DESCRIPTION OF THE TASK.
Report only the number of lines in this material that include "lightgreen".

(Dataset rows about figures)
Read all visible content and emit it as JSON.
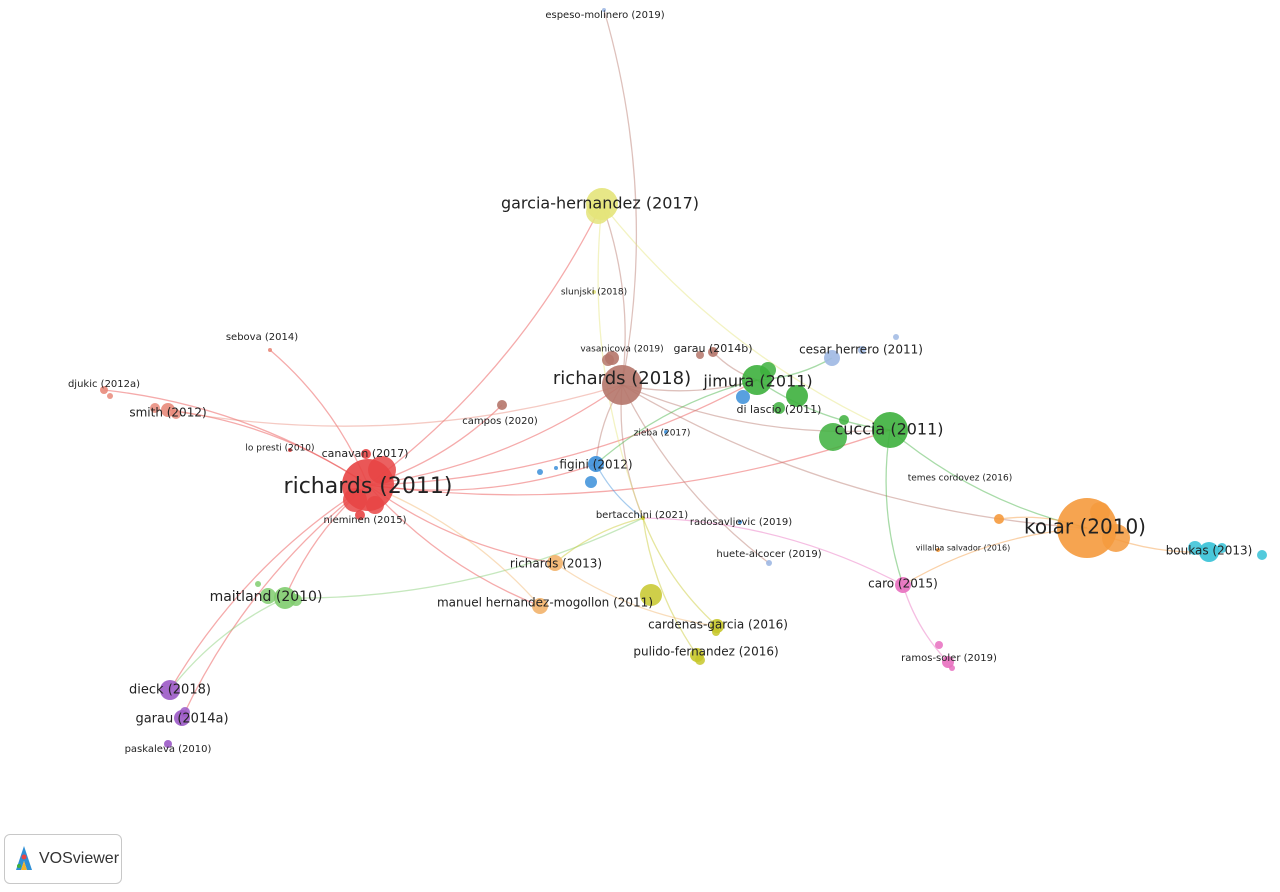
{
  "brand": {
    "name": "VOSviewer",
    "logo_icon": "vosviewer-logo-icon"
  },
  "network": {
    "cluster_colors": {
      "red": "#e84545",
      "brown": "#b5766a",
      "green": "#3db03d",
      "orange": "#f59a3d",
      "yellow": "#c7c72a",
      "pale-yellow": "#e4e47a",
      "blue": "#3b8fd9",
      "lightblue": "#9fb8e3",
      "teal": "#35c1d6",
      "purple": "#9b59c7",
      "lightgreen": "#80cc6e",
      "pink": "#e86fbf",
      "light-orange": "#f2b36b",
      "salmon": "#e88a7a"
    },
    "nodes": [
      {
        "id": "richards2011",
        "label": "richards (2011)",
        "cluster": "red"
      },
      {
        "id": "canavan2017",
        "label": "canavan (2017)",
        "cluster": "red"
      },
      {
        "id": "nieminen2015",
        "label": "nieminen (2015)",
        "cluster": "red"
      },
      {
        "id": "lopresti2010",
        "label": "lo presti (2010)",
        "cluster": "red"
      },
      {
        "id": "smith2012",
        "label": "smith (2012)",
        "cluster": "salmon"
      },
      {
        "id": "djukic2012a",
        "label": "djukic (2012a)",
        "cluster": "salmon"
      },
      {
        "id": "sebova2014",
        "label": "sebova (2014)",
        "cluster": "salmon"
      },
      {
        "id": "richards2018",
        "label": "richards (2018)",
        "cluster": "brown"
      },
      {
        "id": "campos2020",
        "label": "campos (2020)",
        "cluster": "brown"
      },
      {
        "id": "garau2014b",
        "label": "garau (2014b)",
        "cluster": "brown"
      },
      {
        "id": "vasanicova2019",
        "label": "vasanicova (2019)",
        "cluster": "brown"
      },
      {
        "id": "garciahernandez2017",
        "label": "garcia-hernandez (2017)",
        "cluster": "pale-yellow"
      },
      {
        "id": "slunjski2018",
        "label": "slunjski (2018)",
        "cluster": "pale-yellow"
      },
      {
        "id": "espesomolinero2019",
        "label": "espeso-molinero (2019)",
        "cluster": "lightblue"
      },
      {
        "id": "jimura2011",
        "label": "jimura (2011)",
        "cluster": "green"
      },
      {
        "id": "dilascio2011",
        "label": "di lascio (2011)",
        "cluster": "green"
      },
      {
        "id": "cuccia2011",
        "label": "cuccia (2011)",
        "cluster": "green"
      },
      {
        "id": "cesarherrero2011",
        "label": "cesar herrero (2011)",
        "cluster": "lightblue"
      },
      {
        "id": "figini2012",
        "label": "figini (2012)",
        "cluster": "blue"
      },
      {
        "id": "zieba2017",
        "label": "zieba (2017)",
        "cluster": "blue"
      },
      {
        "id": "kolar2010",
        "label": "kolar (2010)",
        "cluster": "orange"
      },
      {
        "id": "temescordovez2016",
        "label": "temes cordovez (2016)",
        "cluster": "orange"
      },
      {
        "id": "villalbasalvador2016",
        "label": "villalba salvador (2016)",
        "cluster": "orange"
      },
      {
        "id": "boukas2013",
        "label": "boukas (2013)",
        "cluster": "teal"
      },
      {
        "id": "caro2015",
        "label": "caro (2015)",
        "cluster": "pink"
      },
      {
        "id": "ramossoler2019",
        "label": "ramos-soler (2019)",
        "cluster": "pink"
      },
      {
        "id": "hutealcocer2019",
        "label": "huete-alcocer (2019)",
        "cluster": "lightblue"
      },
      {
        "id": "radosavljevic2019",
        "label": "radosavljevic (2019)",
        "cluster": "blue"
      },
      {
        "id": "bertacchini2021",
        "label": "bertacchini (2021)",
        "cluster": "yellow"
      },
      {
        "id": "richards2013",
        "label": "richards (2013)",
        "cluster": "light-orange"
      },
      {
        "id": "manuelhm2011",
        "label": "manuel hernandez-mogollon (2011)",
        "cluster": "light-orange"
      },
      {
        "id": "cardenasgarcia2016",
        "label": "cardenas-garcia (2016)",
        "cluster": "yellow"
      },
      {
        "id": "pulidofernandez2016",
        "label": "pulido-fernandez (2016)",
        "cluster": "yellow"
      },
      {
        "id": "maitland2010",
        "label": "maitland (2010)",
        "cluster": "lightgreen"
      },
      {
        "id": "dieck2018",
        "label": "dieck (2018)",
        "cluster": "purple"
      },
      {
        "id": "garau2014a",
        "label": "garau (2014a)",
        "cluster": "purple"
      },
      {
        "id": "paskaleva2010",
        "label": "paskaleva (2010)",
        "cluster": "purple"
      }
    ],
    "links": [
      [
        "richards2011",
        "richards2018"
      ],
      [
        "richards2011",
        "smith2012"
      ],
      [
        "richards2011",
        "djukic2012a"
      ],
      [
        "richards2011",
        "sebova2014"
      ],
      [
        "richards2011",
        "maitland2010"
      ],
      [
        "richards2011",
        "dieck2018"
      ],
      [
        "richards2011",
        "garau2014a"
      ],
      [
        "richards2011",
        "figini2012"
      ],
      [
        "richards2011",
        "richards2013"
      ],
      [
        "richards2011",
        "manuelhm2011"
      ],
      [
        "richards2011",
        "jimura2011"
      ],
      [
        "richards2011",
        "garciahernandez2017"
      ],
      [
        "richards2011",
        "campos2020"
      ],
      [
        "richards2011",
        "cuccia2011"
      ],
      [
        "smith2012",
        "richards2018"
      ],
      [
        "maitland2010",
        "bertacchini2021"
      ],
      [
        "maitland2010",
        "dieck2018"
      ],
      [
        "richards2018",
        "jimura2011"
      ],
      [
        "richards2018",
        "cuccia2011"
      ],
      [
        "richards2018",
        "garciahernandez2017"
      ],
      [
        "richards2018",
        "figini2012"
      ],
      [
        "richards2018",
        "bertacchini2021"
      ],
      [
        "richards2018",
        "kolar2010"
      ],
      [
        "richards2018",
        "hutealcocer2019"
      ],
      [
        "richards2018",
        "espesomolinero2019"
      ],
      [
        "garciahernandez2017",
        "bertacchini2021"
      ],
      [
        "garciahernandez2017",
        "cuccia2011"
      ],
      [
        "jimura2011",
        "cuccia2011"
      ],
      [
        "jimura2011",
        "cesarherrero2011"
      ],
      [
        "jimura2011",
        "figini2012"
      ],
      [
        "cuccia2011",
        "kolar2010"
      ],
      [
        "cuccia2011",
        "caro2015"
      ],
      [
        "kolar2010",
        "boukas2013"
      ],
      [
        "kolar2010",
        "caro2015"
      ],
      [
        "kolar2010",
        "temescordovez2016"
      ],
      [
        "caro2015",
        "ramossoler2019"
      ],
      [
        "caro2015",
        "bertacchini2021"
      ],
      [
        "bertacchini2021",
        "cardenasgarcia2016"
      ],
      [
        "bertacchini2021",
        "pulidofernandez2016"
      ],
      [
        "bertacchini2021",
        "richards2013"
      ],
      [
        "richards2013",
        "cardenasgarcia2016"
      ],
      [
        "manuelhm2011",
        "richards2011"
      ],
      [
        "figini2012",
        "bertacchini2021"
      ],
      [
        "garau2014b",
        "jimura2011"
      ]
    ]
  }
}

RESPONSE TO THE EXERCISE.
2